» **Records from a data collection**:
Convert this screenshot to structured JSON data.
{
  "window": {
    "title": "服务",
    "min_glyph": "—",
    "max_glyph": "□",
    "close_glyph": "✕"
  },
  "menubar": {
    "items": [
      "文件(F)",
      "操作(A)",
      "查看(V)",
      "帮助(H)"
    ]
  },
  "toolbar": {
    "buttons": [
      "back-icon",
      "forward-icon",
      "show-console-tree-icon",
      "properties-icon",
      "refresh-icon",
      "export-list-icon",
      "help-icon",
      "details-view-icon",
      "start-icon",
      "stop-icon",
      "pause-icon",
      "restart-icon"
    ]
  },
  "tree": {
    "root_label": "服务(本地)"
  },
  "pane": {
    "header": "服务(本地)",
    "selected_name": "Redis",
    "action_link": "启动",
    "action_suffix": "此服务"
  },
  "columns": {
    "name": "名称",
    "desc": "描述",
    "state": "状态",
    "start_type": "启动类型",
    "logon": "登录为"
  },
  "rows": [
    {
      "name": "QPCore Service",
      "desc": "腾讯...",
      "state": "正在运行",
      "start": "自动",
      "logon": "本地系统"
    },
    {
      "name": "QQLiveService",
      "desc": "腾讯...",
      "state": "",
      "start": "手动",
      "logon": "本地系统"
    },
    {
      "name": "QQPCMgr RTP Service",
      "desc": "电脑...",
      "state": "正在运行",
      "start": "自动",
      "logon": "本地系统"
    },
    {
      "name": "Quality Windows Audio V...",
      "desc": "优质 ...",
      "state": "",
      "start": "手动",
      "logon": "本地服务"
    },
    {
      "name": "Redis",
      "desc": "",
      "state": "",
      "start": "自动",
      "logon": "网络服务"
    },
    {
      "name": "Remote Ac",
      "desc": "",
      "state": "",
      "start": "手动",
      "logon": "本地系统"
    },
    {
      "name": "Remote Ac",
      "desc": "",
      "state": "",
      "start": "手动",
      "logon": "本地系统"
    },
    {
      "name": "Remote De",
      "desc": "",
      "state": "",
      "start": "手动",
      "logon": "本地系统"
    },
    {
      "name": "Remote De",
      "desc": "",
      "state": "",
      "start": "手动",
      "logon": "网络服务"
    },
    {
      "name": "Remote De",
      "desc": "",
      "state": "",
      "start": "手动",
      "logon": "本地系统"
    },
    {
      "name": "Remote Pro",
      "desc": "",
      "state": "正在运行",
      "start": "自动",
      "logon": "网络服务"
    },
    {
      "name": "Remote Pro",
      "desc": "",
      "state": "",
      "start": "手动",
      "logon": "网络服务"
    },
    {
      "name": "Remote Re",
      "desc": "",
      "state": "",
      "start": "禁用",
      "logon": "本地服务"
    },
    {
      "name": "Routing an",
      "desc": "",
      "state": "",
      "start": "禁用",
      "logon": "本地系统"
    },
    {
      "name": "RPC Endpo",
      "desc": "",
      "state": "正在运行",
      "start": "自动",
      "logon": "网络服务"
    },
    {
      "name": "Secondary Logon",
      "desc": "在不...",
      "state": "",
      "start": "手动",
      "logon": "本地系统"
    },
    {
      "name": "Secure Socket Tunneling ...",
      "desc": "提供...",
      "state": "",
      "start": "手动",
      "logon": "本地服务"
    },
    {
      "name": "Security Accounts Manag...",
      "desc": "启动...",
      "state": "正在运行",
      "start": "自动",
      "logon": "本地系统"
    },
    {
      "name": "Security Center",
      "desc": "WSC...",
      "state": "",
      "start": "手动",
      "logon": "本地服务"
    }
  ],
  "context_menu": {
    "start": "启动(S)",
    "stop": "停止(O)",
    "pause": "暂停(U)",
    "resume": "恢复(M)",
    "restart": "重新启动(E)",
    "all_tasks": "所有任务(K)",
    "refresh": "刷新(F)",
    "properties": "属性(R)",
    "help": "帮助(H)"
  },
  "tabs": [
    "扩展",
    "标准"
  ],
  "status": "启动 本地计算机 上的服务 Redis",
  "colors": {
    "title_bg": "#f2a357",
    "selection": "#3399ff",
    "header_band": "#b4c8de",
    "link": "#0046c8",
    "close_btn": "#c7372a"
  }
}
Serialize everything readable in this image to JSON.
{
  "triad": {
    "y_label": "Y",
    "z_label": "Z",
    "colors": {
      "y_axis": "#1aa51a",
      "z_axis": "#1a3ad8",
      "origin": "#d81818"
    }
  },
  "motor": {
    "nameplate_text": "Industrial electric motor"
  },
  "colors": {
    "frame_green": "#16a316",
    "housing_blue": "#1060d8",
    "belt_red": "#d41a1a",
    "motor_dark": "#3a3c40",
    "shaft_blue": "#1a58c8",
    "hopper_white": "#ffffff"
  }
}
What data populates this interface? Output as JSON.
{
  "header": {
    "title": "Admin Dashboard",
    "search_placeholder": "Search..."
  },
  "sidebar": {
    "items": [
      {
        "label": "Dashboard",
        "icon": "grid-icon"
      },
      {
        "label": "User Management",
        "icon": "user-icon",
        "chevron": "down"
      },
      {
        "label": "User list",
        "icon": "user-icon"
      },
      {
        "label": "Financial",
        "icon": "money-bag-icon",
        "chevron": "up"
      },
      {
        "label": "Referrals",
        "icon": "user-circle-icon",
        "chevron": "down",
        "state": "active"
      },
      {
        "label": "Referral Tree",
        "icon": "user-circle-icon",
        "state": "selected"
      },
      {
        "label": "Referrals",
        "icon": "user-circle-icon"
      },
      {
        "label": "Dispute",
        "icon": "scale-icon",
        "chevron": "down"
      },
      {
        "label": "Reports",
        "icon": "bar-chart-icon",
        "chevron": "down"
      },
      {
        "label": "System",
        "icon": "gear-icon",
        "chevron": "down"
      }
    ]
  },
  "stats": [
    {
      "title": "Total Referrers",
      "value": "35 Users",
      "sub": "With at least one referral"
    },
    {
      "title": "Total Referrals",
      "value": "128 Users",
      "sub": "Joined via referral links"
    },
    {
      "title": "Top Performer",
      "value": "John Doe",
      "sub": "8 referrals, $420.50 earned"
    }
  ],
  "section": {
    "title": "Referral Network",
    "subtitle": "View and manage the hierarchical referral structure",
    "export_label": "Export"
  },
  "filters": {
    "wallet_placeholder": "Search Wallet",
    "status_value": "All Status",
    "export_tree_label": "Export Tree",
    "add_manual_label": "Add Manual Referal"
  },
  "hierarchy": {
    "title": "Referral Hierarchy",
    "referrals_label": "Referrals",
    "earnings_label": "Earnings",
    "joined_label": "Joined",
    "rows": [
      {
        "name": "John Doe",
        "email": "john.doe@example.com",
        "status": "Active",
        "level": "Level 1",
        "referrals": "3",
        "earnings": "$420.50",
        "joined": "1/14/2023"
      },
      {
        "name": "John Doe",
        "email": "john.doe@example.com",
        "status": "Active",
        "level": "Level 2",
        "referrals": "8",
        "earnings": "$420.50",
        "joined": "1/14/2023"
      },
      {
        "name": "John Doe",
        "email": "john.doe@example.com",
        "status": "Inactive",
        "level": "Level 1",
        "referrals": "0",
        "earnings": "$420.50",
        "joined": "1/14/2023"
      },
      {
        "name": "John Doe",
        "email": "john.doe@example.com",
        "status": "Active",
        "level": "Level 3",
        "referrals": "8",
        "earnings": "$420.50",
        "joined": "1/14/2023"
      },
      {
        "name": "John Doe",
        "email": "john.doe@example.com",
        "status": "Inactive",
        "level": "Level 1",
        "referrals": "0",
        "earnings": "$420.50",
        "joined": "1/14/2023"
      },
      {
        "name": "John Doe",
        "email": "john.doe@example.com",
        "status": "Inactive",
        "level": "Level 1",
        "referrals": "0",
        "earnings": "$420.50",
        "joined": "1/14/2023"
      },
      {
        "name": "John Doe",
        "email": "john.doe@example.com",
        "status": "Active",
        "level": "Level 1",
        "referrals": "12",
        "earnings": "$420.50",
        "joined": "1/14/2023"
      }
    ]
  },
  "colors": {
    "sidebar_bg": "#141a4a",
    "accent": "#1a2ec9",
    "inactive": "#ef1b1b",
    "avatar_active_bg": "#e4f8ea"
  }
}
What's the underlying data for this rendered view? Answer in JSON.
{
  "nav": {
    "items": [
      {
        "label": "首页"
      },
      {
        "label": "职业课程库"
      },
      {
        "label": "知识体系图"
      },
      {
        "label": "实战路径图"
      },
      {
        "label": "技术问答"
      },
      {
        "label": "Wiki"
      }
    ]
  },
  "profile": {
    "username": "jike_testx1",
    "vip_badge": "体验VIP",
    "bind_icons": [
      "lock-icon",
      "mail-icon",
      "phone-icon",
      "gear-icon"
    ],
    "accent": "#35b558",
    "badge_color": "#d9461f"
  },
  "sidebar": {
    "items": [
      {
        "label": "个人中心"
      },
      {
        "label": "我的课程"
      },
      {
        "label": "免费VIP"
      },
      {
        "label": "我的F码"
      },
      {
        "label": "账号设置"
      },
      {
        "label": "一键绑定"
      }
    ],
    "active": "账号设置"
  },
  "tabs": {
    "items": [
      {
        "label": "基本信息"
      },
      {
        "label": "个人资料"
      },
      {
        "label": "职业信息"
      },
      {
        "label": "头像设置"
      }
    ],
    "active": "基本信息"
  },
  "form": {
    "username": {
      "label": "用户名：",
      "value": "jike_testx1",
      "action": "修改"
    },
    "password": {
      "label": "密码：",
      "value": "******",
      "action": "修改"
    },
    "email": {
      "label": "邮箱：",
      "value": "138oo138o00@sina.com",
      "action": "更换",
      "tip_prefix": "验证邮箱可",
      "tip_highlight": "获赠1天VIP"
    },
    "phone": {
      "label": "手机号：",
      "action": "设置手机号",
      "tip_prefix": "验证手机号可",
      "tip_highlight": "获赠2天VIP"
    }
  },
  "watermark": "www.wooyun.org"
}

» **BRIEF**: Check each line of the entries for the string "What". Copy the lines that have it.

» **SOLUTION FOR THIS EXERCISE**:
What data populates this interface? Output as JSON.
What's the underlying data for this rendered view? Answer in JSON.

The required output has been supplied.